The input =
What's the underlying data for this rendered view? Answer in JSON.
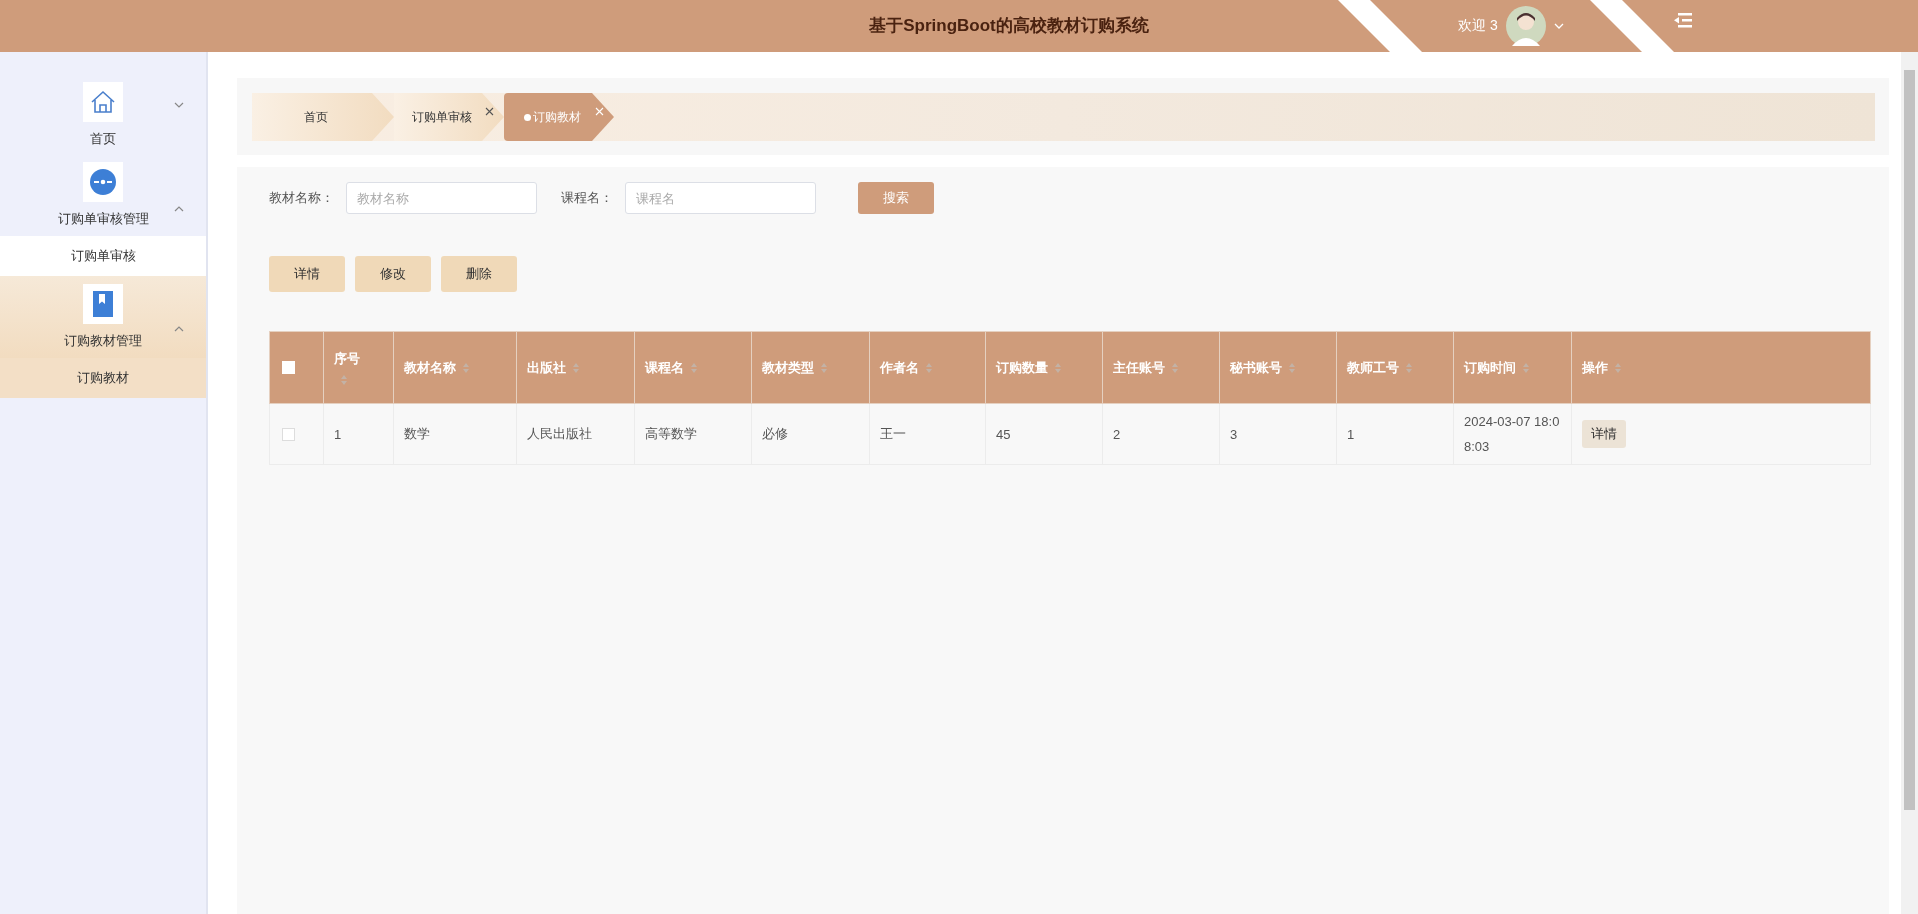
{
  "header": {
    "title": "基于SpringBoot的高校教材订购系统",
    "welcome": "欢迎 3"
  },
  "sidebar": {
    "items": [
      {
        "label": "首页",
        "expanded": false,
        "selected": false
      },
      {
        "label": "订购单审核管理",
        "expanded": true,
        "selected": false,
        "children": [
          {
            "label": "订购单审核",
            "selected": false
          }
        ]
      },
      {
        "label": "订购教材管理",
        "expanded": true,
        "selected": true,
        "children": [
          {
            "label": "订购教材",
            "selected": true
          }
        ]
      }
    ]
  },
  "tabs": [
    {
      "label": "首页",
      "closable": false,
      "selected": false
    },
    {
      "label": "订购单审核",
      "closable": true,
      "selected": false
    },
    {
      "label": "订购教材",
      "closable": true,
      "selected": true
    }
  ],
  "search": {
    "fields": [
      {
        "label": "教材名称：",
        "placeholder": "教材名称"
      },
      {
        "label": "课程名：",
        "placeholder": "课程名"
      }
    ],
    "button": "搜索"
  },
  "actions": [
    "详情",
    "修改",
    "删除"
  ],
  "table": {
    "select_all_checked": false,
    "columns": [
      {
        "label": "序号"
      },
      {
        "label": "教材名称"
      },
      {
        "label": "出版社"
      },
      {
        "label": "课程名"
      },
      {
        "label": "教材类型"
      },
      {
        "label": "作者名"
      },
      {
        "label": "订购数量"
      },
      {
        "label": "主任账号"
      },
      {
        "label": "秘书账号"
      },
      {
        "label": "教师工号"
      },
      {
        "label": "订购时间"
      },
      {
        "label": "操作"
      }
    ],
    "rows": [
      {
        "checked": false,
        "cells": [
          "1",
          "数学",
          "人民出版社",
          "高等数学",
          "必修",
          "王一",
          "45",
          "2",
          "3",
          "1",
          "2024-03-07 18:08:03"
        ],
        "action": "详情"
      }
    ]
  }
}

What is required = The entries above are to be returned exactly, without their pictures.

Response for this exercise =
What's the underlying data for this rendered view? Answer in JSON.
{
  "header": {
    "title": "基于SpringBoot的高校教材订购系统",
    "welcome": "欢迎 3"
  },
  "sidebar": {
    "items": [
      {
        "label": "首页",
        "expanded": false,
        "selected": false
      },
      {
        "label": "订购单审核管理",
        "expanded": true,
        "selected": false,
        "children": [
          {
            "label": "订购单审核",
            "selected": false
          }
        ]
      },
      {
        "label": "订购教材管理",
        "expanded": true,
        "selected": true,
        "children": [
          {
            "label": "订购教材",
            "selected": true
          }
        ]
      }
    ]
  },
  "tabs": [
    {
      "label": "首页",
      "closable": false,
      "selected": false
    },
    {
      "label": "订购单审核",
      "closable": true,
      "selected": false
    },
    {
      "label": "订购教材",
      "closable": true,
      "selected": true
    }
  ],
  "search": {
    "fields": [
      {
        "label": "教材名称：",
        "placeholder": "教材名称"
      },
      {
        "label": "课程名：",
        "placeholder": "课程名"
      }
    ],
    "button": "搜索"
  },
  "actions": [
    "详情",
    "修改",
    "删除"
  ],
  "table": {
    "select_all_checked": false,
    "columns": [
      {
        "label": "序号"
      },
      {
        "label": "教材名称"
      },
      {
        "label": "出版社"
      },
      {
        "label": "课程名"
      },
      {
        "label": "教材类型"
      },
      {
        "label": "作者名"
      },
      {
        "label": "订购数量"
      },
      {
        "label": "主任账号"
      },
      {
        "label": "秘书账号"
      },
      {
        "label": "教师工号"
      },
      {
        "label": "订购时间"
      },
      {
        "label": "操作"
      }
    ],
    "rows": [
      {
        "checked": false,
        "cells": [
          "1",
          "数学",
          "人民出版社",
          "高等数学",
          "必修",
          "王一",
          "45",
          "2",
          "3",
          "1",
          "2024-03-07 18:08:03"
        ],
        "action": "详情"
      }
    ]
  }
}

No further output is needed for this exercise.